:: Material for this exercise

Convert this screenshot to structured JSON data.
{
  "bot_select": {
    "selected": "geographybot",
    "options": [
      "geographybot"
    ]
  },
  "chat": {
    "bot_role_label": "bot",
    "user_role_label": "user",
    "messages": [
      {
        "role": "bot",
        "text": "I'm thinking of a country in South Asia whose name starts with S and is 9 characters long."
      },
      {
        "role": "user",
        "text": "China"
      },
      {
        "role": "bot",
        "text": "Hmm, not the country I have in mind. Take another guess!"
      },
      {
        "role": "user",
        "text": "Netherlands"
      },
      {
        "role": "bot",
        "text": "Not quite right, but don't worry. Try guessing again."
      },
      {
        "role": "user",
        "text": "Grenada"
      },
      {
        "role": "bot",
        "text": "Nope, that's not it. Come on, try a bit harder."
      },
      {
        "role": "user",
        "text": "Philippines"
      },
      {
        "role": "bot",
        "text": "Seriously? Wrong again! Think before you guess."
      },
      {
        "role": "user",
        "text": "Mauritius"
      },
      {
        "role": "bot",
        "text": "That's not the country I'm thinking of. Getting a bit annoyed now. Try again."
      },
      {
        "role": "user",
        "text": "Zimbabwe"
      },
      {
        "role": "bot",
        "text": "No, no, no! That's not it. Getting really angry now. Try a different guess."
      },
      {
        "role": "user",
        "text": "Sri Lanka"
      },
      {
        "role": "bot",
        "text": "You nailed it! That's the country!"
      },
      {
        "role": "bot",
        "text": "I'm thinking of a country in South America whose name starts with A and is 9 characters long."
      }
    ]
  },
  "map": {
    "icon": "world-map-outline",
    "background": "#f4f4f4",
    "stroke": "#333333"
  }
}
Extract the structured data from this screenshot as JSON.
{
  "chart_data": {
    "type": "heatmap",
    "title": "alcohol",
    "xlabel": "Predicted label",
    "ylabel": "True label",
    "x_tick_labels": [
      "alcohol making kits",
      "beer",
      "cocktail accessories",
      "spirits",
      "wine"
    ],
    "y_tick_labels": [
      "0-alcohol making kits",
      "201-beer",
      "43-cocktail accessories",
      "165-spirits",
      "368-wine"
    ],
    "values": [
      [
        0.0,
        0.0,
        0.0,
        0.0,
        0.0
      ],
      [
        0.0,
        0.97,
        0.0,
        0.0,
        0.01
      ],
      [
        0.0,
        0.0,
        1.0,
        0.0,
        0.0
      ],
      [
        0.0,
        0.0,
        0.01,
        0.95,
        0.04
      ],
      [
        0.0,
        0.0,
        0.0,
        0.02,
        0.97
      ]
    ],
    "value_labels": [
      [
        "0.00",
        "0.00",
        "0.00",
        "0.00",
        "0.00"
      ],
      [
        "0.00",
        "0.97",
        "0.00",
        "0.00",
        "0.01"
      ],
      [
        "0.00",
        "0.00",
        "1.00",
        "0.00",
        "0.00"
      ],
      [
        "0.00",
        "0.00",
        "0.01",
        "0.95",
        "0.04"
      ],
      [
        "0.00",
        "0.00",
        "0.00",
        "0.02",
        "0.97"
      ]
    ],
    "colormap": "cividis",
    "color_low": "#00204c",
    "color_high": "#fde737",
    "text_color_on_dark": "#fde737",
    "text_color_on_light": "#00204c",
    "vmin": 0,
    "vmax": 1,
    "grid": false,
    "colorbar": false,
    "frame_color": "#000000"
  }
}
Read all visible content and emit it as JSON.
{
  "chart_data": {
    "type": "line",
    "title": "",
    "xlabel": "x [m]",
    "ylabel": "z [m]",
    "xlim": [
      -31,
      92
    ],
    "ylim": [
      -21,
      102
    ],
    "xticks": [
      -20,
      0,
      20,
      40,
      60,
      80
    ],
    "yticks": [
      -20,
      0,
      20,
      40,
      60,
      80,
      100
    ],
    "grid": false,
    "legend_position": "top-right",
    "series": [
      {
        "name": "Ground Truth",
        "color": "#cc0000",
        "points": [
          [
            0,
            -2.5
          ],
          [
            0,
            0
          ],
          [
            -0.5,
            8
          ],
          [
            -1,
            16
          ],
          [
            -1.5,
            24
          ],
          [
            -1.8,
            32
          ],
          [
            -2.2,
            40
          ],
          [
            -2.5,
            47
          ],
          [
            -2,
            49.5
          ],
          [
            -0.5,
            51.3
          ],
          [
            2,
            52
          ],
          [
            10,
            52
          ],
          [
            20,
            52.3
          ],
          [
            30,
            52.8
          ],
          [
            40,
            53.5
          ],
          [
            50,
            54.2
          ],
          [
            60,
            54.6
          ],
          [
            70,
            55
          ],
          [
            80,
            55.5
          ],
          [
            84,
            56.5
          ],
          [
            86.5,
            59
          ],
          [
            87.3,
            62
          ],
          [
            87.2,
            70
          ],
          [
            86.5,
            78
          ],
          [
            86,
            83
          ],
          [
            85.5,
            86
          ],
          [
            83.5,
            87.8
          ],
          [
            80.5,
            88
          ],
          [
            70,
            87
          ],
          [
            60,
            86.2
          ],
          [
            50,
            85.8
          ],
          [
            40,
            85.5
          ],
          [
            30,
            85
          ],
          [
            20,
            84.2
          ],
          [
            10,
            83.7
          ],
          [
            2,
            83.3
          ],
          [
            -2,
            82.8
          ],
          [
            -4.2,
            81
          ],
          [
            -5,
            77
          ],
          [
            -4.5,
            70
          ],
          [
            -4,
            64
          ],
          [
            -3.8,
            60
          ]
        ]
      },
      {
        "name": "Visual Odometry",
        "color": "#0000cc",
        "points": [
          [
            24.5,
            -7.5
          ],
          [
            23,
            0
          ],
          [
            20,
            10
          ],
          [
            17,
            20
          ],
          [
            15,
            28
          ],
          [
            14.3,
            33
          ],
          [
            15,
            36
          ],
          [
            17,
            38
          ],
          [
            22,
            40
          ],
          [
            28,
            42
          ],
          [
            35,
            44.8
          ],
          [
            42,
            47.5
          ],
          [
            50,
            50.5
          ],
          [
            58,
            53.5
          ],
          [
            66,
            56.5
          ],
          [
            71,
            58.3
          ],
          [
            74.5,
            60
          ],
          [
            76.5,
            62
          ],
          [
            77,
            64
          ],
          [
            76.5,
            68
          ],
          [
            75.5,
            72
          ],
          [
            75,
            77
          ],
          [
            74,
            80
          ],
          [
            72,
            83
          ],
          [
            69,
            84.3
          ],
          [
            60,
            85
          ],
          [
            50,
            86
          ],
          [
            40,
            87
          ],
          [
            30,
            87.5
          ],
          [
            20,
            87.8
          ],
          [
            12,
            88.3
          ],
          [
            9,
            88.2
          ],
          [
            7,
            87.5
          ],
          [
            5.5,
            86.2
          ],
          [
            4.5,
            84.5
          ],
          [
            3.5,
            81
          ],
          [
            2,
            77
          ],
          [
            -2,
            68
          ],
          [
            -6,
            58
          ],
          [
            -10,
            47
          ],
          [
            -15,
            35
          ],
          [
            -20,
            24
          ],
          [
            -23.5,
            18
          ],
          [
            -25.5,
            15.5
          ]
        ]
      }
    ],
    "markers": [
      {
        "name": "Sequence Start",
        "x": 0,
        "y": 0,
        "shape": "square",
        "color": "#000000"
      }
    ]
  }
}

::::

Set task:
Copy out each line exactly.

Answer to the problem:
Convert this screenshot to structured JSON data.
{
  "bot_select": {
    "selected": "geographybot",
    "options": [
      "geographybot"
    ]
  },
  "chat": {
    "bot_role_label": "bot",
    "user_role_label": "user",
    "messages": [
      {
        "role": "bot",
        "text": "I'm thinking of a country in South Asia whose name starts with S and is 9 characters long."
      },
      {
        "role": "user",
        "text": "China"
      },
      {
        "role": "bot",
        "text": "Hmm, not the country I have in mind. Take another guess!"
      },
      {
        "role": "user",
        "text": "Netherlands"
      },
      {
        "role": "bot",
        "text": "Not quite right, but don't worry. Try guessing again."
      },
      {
        "role": "user",
        "text": "Grenada"
      },
      {
        "role": "bot",
        "text": "Nope, that's not it. Come on, try a bit harder."
      },
      {
        "role": "user",
        "text": "Philippines"
      },
      {
        "role": "bot",
        "text": "Seriously? Wrong again! Think before you guess."
      },
      {
        "role": "user",
        "text": "Mauritius"
      },
      {
        "role": "bot",
        "text": "That's not the country I'm thinking of. Getting a bit annoyed now. Try again."
      },
      {
        "role": "user",
        "text": "Zimbabwe"
      },
      {
        "role": "bot",
        "text": "No, no, no! That's not it. Getting really angry now. Try a different guess."
      },
      {
        "role": "user",
        "text": "Sri Lanka"
      },
      {
        "role": "bot",
        "text": "You nailed it! That's the country!"
      },
      {
        "role": "bot",
        "text": "I'm thinking of a country in South America whose name starts with A and is 9 characters long."
      }
    ]
  },
  "map": {
    "icon": "world-map-outline",
    "background": "#f4f4f4",
    "stroke": "#333333"
  }
}
Extract the structured data from this screenshot as JSON.
{
  "chart_data": {
    "type": "heatmap",
    "title": "alcohol",
    "xlabel": "Predicted label",
    "ylabel": "True label",
    "x_tick_labels": [
      "alcohol making kits",
      "beer",
      "cocktail accessories",
      "spirits",
      "wine"
    ],
    "y_tick_labels": [
      "0-alcohol making kits",
      "201-beer",
      "43-cocktail accessories",
      "165-spirits",
      "368-wine"
    ],
    "values": [
      [
        0.0,
        0.0,
        0.0,
        0.0,
        0.0
      ],
      [
        0.0,
        0.97,
        0.0,
        0.0,
        0.01
      ],
      [
        0.0,
        0.0,
        1.0,
        0.0,
        0.0
      ],
      [
        0.0,
        0.0,
        0.01,
        0.95,
        0.04
      ],
      [
        0.0,
        0.0,
        0.0,
        0.02,
        0.97
      ]
    ],
    "value_labels": [
      [
        "0.00",
        "0.00",
        "0.00",
        "0.00",
        "0.00"
      ],
      [
        "0.00",
        "0.97",
        "0.00",
        "0.00",
        "0.01"
      ],
      [
        "0.00",
        "0.00",
        "1.00",
        "0.00",
        "0.00"
      ],
      [
        "0.00",
        "0.00",
        "0.01",
        "0.95",
        "0.04"
      ],
      [
        "0.00",
        "0.00",
        "0.00",
        "0.02",
        "0.97"
      ]
    ],
    "colormap": "cividis",
    "color_low": "#00204c",
    "color_high": "#fde737",
    "text_color_on_dark": "#fde737",
    "text_color_on_light": "#00204c",
    "vmin": 0,
    "vmax": 1,
    "grid": false,
    "colorbar": false,
    "frame_color": "#000000"
  }
}
Read all visible content and emit it as JSON.
{
  "chart_data": {
    "type": "line",
    "title": "",
    "xlabel": "x [m]",
    "ylabel": "z [m]",
    "xlim": [
      -31,
      92
    ],
    "ylim": [
      -21,
      102
    ],
    "xticks": [
      -20,
      0,
      20,
      40,
      60,
      80
    ],
    "yticks": [
      -20,
      0,
      20,
      40,
      60,
      80,
      100
    ],
    "grid": false,
    "legend_position": "top-right",
    "series": [
      {
        "name": "Ground Truth",
        "color": "#cc0000",
        "points": [
          [
            0,
            -2.5
          ],
          [
            0,
            0
          ],
          [
            -0.5,
            8
          ],
          [
            -1,
            16
          ],
          [
            -1.5,
            24
          ],
          [
            -1.8,
            32
          ],
          [
            -2.2,
            40
          ],
          [
            -2.5,
            47
          ],
          [
            -2,
            49.5
          ],
          [
            -0.5,
            51.3
          ],
          [
            2,
            52
          ],
          [
            10,
            52
          ],
          [
            20,
            52.3
          ],
          [
            30,
            52.8
          ],
          [
            40,
            53.5
          ],
          [
            50,
            54.2
          ],
          [
            60,
            54.6
          ],
          [
            70,
            55
          ],
          [
            80,
            55.5
          ],
          [
            84,
            56.5
          ],
          [
            86.5,
            59
          ],
          [
            87.3,
            62
          ],
          [
            87.2,
            70
          ],
          [
            86.5,
            78
          ],
          [
            86,
            83
          ],
          [
            85.5,
            86
          ],
          [
            83.5,
            87.8
          ],
          [
            80.5,
            88
          ],
          [
            70,
            87
          ],
          [
            60,
            86.2
          ],
          [
            50,
            85.8
          ],
          [
            40,
            85.5
          ],
          [
            30,
            85
          ],
          [
            20,
            84.2
          ],
          [
            10,
            83.7
          ],
          [
            2,
            83.3
          ],
          [
            -2,
            82.8
          ],
          [
            -4.2,
            81
          ],
          [
            -5,
            77
          ],
          [
            -4.5,
            70
          ],
          [
            -4,
            64
          ],
          [
            -3.8,
            60
          ]
        ]
      },
      {
        "name": "Visual Odometry",
        "color": "#0000cc",
        "points": [
          [
            24.5,
            -7.5
          ],
          [
            23,
            0
          ],
          [
            20,
            10
          ],
          [
            17,
            20
          ],
          [
            15,
            28
          ],
          [
            14.3,
            33
          ],
          [
            15,
            36
          ],
          [
            17,
            38
          ],
          [
            22,
            40
          ],
          [
            28,
            42
          ],
          [
            35,
            44.8
          ],
          [
            42,
            47.5
          ],
          [
            50,
            50.5
          ],
          [
            58,
            53.5
          ],
          [
            66,
            56.5
          ],
          [
            71,
            58.3
          ],
          [
            74.5,
            60
          ],
          [
            76.5,
            62
          ],
          [
            77,
            64
          ],
          [
            76.5,
            68
          ],
          [
            75.5,
            72
          ],
          [
            75,
            77
          ],
          [
            74,
            80
          ],
          [
            72,
            83
          ],
          [
            69,
            84.3
          ],
          [
            60,
            85
          ],
          [
            50,
            86
          ],
          [
            40,
            87
          ],
          [
            30,
            87.5
          ],
          [
            20,
            87.8
          ],
          [
            12,
            88.3
          ],
          [
            9,
            88.2
          ],
          [
            7,
            87.5
          ],
          [
            5.5,
            86.2
          ],
          [
            4.5,
            84.5
          ],
          [
            3.5,
            81
          ],
          [
            2,
            77
          ],
          [
            -2,
            68
          ],
          [
            -6,
            58
          ],
          [
            -10,
            47
          ],
          [
            -15,
            35
          ],
          [
            -20,
            24
          ],
          [
            -23.5,
            18
          ],
          [
            -25.5,
            15.5
          ]
        ]
      }
    ],
    "markers": [
      {
        "name": "Sequence Start",
        "x": 0,
        "y": 0,
        "shape": "square",
        "color": "#000000"
      }
    ]
  }
}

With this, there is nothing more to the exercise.